Records from a data collection
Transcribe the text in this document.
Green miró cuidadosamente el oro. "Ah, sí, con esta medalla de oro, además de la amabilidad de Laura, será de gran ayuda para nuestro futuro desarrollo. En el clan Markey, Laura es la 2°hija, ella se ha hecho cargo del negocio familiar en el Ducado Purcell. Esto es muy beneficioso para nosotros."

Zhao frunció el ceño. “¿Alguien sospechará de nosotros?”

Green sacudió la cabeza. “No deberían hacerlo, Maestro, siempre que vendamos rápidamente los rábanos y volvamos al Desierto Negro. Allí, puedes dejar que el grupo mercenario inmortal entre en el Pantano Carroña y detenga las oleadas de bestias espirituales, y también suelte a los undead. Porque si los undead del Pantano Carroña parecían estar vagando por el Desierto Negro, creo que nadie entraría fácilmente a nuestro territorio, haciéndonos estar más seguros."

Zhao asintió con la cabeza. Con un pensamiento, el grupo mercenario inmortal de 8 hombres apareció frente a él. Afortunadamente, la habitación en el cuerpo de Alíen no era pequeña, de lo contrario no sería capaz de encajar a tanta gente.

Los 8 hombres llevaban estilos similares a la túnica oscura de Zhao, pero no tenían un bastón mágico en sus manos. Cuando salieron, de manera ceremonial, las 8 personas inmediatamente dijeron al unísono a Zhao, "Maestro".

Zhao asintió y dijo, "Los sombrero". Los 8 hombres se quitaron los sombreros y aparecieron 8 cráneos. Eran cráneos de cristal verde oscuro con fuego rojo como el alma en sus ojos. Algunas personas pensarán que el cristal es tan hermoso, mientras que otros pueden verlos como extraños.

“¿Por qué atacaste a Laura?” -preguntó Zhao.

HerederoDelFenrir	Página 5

### GIVEN REQUEST
Look above for lines with the word "Green" and copy them all.

### ANSWER BELOW
Green miró cuidadosamente el oro. "Ah, sí, con esta medalla de oro, además de la amabilidad de Laura, será de gran ayuda para nuestro futuro desarrollo. En el clan Markey, Laura es la 2°hija, ella se ha hecho cargo del negocio familiar en el Ducado Purcell. Esto es muy beneficioso para nosotros."
Green sacudió la cabeza. “No deberían hacerlo, Maestro, siempre que vendamos rápidamente los rábanos y volvamos al Desierto Negro. Allí, puedes dejar que el grupo mercenario inmortal entre en el Pantano Carroña y detenga las oleadas de bestias espirituales, y también suelte a los undead. Porque si los undead del Pantano Carroña parecían estar vagando por el Desierto Negro, creo que nadie entraría fácilmente a nuestro territorio, haciéndonos estar más seguros."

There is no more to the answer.